__Given instruction__.
Return only the number of lines that hold "Equisetophyta".

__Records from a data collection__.
+++++

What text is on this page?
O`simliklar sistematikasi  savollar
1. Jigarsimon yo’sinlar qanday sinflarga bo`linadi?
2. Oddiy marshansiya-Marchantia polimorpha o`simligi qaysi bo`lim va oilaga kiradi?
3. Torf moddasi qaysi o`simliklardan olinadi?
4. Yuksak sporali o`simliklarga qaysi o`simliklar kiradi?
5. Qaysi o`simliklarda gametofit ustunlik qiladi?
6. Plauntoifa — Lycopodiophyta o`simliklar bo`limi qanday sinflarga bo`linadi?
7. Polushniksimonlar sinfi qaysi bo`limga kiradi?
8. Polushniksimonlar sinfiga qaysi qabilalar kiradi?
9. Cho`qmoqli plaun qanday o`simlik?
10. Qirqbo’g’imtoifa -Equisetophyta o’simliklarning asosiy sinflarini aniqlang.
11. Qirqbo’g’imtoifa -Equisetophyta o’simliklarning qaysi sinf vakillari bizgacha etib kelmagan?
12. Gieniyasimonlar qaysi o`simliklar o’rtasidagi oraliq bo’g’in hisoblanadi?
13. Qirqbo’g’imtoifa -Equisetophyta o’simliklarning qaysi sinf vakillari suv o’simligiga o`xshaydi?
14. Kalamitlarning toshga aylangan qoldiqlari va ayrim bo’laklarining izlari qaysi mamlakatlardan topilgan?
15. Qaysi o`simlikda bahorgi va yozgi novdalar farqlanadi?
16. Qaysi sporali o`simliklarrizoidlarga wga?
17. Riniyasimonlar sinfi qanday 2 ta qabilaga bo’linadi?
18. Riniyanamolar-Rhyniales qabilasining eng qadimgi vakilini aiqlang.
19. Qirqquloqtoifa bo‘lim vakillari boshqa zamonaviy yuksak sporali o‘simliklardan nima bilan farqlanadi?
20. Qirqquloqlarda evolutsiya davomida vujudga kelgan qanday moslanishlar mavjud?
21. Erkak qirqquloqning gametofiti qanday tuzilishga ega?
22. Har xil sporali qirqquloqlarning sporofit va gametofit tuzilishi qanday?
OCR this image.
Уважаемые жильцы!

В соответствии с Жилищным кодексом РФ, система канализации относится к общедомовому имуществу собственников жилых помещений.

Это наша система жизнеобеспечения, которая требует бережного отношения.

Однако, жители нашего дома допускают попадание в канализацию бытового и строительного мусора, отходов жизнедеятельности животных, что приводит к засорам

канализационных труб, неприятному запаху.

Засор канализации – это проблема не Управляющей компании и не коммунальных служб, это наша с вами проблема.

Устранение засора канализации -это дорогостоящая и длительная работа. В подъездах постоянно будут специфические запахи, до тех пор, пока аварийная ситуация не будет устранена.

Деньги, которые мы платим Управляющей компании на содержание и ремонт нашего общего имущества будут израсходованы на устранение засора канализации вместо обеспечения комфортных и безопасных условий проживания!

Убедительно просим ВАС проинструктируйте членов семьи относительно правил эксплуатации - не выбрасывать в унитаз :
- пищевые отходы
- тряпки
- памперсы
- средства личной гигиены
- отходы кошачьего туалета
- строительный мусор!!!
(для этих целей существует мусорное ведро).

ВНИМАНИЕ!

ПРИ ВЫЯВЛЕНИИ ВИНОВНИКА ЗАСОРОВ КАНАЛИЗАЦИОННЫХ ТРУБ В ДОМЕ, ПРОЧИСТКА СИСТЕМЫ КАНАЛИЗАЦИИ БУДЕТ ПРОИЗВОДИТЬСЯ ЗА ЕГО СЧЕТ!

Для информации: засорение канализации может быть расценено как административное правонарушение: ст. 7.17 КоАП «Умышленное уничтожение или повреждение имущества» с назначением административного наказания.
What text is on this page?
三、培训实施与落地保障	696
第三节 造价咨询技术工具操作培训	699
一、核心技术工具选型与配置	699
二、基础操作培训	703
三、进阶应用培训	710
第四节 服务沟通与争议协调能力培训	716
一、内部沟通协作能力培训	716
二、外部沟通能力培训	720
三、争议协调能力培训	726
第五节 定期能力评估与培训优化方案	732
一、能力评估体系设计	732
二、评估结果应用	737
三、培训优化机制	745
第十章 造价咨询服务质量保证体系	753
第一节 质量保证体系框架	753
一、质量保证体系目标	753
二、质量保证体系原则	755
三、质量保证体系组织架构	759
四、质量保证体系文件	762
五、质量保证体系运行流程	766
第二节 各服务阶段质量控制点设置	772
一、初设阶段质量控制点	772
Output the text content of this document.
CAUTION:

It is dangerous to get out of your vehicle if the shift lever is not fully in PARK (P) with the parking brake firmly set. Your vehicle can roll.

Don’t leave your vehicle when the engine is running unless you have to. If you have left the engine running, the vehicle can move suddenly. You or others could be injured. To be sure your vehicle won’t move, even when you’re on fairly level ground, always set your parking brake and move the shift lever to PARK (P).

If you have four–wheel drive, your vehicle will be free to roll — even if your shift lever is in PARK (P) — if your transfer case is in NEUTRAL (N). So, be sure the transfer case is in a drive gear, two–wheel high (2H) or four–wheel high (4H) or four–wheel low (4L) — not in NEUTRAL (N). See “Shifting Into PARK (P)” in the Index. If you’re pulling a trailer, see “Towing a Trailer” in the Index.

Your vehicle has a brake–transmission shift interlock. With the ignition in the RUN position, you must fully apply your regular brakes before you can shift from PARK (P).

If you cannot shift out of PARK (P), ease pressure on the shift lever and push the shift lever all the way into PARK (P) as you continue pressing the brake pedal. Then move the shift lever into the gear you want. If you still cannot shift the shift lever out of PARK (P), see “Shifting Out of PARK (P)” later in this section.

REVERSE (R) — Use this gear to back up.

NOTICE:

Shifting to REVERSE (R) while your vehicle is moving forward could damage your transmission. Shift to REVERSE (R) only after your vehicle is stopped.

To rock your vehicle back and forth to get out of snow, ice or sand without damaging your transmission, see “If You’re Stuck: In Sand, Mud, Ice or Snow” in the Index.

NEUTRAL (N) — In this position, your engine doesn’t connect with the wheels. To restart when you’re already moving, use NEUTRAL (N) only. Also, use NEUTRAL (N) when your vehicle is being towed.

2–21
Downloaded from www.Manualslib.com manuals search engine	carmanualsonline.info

+++++

__Task result__.
3